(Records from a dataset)
[start]
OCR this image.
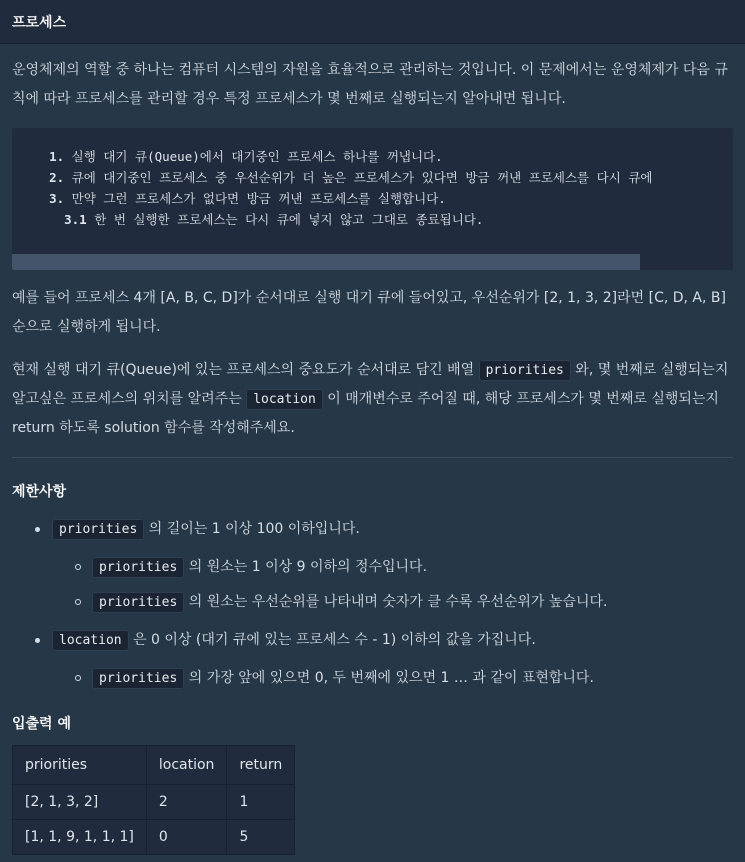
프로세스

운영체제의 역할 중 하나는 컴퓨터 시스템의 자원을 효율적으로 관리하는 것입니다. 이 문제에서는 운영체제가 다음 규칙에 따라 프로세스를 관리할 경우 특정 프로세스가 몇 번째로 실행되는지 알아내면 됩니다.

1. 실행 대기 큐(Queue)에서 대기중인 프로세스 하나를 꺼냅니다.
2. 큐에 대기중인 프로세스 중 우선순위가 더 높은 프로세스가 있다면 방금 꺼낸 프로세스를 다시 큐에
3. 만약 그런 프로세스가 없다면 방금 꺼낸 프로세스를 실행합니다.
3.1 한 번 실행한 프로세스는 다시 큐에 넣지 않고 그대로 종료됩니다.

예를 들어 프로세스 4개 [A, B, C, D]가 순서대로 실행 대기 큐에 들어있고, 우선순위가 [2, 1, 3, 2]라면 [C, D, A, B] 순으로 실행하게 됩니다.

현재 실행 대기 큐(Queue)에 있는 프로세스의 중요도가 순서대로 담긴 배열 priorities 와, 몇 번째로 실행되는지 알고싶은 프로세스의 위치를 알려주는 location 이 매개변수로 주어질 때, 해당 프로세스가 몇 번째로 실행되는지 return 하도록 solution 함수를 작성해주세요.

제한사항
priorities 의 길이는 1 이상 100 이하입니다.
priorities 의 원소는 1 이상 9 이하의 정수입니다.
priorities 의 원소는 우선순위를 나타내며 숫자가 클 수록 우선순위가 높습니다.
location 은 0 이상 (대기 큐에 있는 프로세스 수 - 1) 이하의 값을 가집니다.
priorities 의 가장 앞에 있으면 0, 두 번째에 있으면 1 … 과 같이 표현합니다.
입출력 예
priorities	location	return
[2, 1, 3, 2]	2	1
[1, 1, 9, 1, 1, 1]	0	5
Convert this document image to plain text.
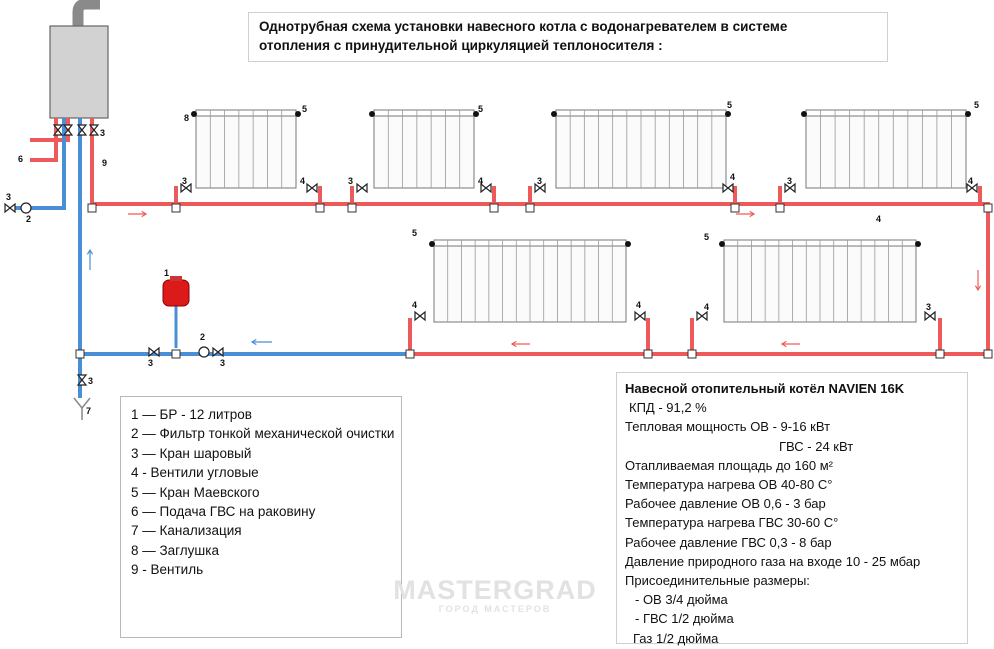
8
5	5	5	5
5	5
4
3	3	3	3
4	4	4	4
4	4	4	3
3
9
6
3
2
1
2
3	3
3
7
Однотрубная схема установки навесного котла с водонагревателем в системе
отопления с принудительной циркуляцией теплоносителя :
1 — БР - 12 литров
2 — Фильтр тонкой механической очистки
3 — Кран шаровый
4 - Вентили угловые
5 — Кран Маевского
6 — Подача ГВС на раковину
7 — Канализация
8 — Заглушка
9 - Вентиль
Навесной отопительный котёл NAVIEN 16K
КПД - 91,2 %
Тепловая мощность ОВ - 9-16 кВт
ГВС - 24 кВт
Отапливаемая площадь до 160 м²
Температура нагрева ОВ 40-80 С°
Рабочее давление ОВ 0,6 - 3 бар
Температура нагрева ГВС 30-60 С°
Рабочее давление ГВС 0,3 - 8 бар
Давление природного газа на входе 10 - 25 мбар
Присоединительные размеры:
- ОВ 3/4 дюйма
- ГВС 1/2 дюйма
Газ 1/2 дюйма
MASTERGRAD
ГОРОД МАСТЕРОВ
[end]
**Problem statement:**
Extract all lines of the records above that include "대기중인".

**Response to this task:**
1. 실행 대기 큐(Queue)에서 대기중인 프로세스 하나를 꺼냅니다.
2. 큐에 대기중인 프로세스 중 우선순위가 더 높은 프로세스가 있다면 방금 꺼낸 프로세스를 다시 큐에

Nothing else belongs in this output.